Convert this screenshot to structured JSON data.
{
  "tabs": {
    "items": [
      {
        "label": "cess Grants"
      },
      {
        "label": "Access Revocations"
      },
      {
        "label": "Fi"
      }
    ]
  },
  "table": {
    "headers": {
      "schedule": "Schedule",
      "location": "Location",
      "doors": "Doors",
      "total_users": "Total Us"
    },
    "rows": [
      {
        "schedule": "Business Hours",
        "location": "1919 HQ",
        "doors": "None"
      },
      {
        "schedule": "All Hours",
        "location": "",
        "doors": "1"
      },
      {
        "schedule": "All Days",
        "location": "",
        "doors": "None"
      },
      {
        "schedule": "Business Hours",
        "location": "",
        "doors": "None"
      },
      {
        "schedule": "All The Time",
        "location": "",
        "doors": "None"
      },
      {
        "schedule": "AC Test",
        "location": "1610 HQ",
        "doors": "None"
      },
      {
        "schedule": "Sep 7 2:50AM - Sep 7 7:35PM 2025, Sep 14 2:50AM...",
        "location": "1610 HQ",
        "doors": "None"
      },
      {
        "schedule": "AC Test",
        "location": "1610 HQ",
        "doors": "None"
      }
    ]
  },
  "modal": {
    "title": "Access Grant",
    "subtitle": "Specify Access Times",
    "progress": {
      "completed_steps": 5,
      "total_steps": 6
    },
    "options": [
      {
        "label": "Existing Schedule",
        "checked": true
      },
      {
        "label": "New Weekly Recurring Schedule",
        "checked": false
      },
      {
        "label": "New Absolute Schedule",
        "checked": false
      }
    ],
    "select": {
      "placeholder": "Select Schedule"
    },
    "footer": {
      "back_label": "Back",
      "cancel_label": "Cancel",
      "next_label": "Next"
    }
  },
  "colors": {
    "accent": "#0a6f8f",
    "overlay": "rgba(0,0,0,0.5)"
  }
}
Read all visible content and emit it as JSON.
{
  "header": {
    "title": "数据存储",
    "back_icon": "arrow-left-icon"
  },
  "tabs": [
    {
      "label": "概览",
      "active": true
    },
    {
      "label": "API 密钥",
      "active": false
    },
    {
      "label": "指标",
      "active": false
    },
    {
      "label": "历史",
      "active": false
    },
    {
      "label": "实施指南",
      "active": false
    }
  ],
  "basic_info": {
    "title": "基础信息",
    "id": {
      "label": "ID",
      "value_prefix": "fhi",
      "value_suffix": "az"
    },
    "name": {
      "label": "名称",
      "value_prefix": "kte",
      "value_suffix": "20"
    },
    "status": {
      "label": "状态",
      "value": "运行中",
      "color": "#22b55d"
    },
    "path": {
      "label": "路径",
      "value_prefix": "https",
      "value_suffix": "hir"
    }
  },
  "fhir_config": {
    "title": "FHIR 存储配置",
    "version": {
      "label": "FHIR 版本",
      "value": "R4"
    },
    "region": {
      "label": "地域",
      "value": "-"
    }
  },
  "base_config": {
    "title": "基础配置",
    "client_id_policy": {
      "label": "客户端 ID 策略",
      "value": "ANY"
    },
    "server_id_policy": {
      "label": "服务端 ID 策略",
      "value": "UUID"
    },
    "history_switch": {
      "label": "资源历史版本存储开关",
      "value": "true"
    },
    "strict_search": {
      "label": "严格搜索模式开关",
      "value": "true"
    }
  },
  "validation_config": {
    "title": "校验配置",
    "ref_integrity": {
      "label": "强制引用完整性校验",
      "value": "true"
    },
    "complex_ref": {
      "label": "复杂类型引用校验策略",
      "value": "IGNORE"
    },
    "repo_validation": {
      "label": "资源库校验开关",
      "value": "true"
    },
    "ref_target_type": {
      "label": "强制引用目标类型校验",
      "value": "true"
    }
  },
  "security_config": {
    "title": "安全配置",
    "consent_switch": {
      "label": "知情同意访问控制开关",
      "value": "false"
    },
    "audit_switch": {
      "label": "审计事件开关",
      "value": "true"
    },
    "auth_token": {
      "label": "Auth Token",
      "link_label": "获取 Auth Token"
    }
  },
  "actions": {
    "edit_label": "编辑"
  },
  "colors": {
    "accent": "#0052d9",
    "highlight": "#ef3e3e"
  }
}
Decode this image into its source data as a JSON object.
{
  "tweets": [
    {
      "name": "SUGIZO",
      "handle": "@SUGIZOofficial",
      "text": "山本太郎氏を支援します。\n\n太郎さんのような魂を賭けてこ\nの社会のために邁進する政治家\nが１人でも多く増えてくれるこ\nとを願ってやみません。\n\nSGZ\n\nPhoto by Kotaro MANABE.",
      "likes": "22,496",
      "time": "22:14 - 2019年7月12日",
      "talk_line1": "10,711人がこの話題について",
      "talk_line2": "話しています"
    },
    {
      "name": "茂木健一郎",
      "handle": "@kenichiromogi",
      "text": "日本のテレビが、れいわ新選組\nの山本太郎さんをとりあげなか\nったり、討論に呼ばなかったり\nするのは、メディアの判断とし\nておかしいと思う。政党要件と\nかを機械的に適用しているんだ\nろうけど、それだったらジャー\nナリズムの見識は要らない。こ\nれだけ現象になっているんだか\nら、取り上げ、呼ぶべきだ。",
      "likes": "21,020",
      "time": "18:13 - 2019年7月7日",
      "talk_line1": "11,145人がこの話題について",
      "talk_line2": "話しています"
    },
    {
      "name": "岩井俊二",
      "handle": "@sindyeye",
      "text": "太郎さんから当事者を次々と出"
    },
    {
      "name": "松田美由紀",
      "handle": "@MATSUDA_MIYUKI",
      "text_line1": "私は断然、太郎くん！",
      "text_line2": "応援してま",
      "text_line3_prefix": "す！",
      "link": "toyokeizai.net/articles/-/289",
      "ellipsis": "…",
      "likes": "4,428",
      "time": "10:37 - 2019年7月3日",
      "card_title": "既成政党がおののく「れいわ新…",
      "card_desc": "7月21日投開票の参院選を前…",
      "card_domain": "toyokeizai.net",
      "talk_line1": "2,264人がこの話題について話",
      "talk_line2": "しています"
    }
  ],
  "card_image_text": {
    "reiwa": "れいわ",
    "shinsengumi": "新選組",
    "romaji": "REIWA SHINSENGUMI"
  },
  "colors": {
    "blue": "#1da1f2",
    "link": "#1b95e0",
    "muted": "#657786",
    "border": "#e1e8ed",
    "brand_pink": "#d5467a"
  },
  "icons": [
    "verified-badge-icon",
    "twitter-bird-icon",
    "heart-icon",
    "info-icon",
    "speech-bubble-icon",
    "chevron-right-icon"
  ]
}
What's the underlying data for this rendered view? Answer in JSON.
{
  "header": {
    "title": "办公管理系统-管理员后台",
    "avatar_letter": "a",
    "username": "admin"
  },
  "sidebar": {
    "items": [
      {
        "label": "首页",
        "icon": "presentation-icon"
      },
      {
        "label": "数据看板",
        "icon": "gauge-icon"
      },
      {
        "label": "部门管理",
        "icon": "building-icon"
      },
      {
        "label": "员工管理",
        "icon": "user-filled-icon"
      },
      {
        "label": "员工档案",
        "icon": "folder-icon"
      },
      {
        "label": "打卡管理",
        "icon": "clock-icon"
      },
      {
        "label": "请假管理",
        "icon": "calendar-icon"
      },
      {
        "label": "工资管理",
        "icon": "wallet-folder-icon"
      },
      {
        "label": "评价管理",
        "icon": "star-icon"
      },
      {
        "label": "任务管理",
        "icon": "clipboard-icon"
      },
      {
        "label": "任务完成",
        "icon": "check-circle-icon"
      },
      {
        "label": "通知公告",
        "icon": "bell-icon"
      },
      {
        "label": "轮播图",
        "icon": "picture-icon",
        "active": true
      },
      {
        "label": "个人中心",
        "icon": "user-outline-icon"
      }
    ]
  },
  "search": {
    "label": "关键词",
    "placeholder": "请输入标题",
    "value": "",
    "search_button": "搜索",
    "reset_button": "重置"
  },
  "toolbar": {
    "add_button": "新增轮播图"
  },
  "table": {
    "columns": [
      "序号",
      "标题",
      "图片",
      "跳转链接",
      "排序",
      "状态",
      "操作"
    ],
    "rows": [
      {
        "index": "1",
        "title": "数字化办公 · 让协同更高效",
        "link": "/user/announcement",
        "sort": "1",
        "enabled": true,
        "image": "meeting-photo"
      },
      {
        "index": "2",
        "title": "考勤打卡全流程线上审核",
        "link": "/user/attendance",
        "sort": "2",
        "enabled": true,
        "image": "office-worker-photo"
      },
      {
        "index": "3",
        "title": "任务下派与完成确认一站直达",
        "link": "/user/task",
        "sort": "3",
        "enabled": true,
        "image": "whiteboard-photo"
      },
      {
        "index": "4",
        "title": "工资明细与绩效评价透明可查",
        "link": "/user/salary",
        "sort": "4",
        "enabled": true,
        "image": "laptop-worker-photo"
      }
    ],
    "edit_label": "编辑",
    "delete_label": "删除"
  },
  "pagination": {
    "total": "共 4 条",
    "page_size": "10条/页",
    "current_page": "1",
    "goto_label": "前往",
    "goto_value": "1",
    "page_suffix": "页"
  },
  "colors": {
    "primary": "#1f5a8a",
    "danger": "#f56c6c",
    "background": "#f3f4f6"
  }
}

* _Short task_: Copy out all lines from the material above that contain the string "JSON".

* _Worked answer_:
Convert this screenshot to structured JSON data.
Read all visible content and emit it as JSON.
Decode this image into its source data as a JSON object.
What's the underlying data for this rendered view? Answer in JSON.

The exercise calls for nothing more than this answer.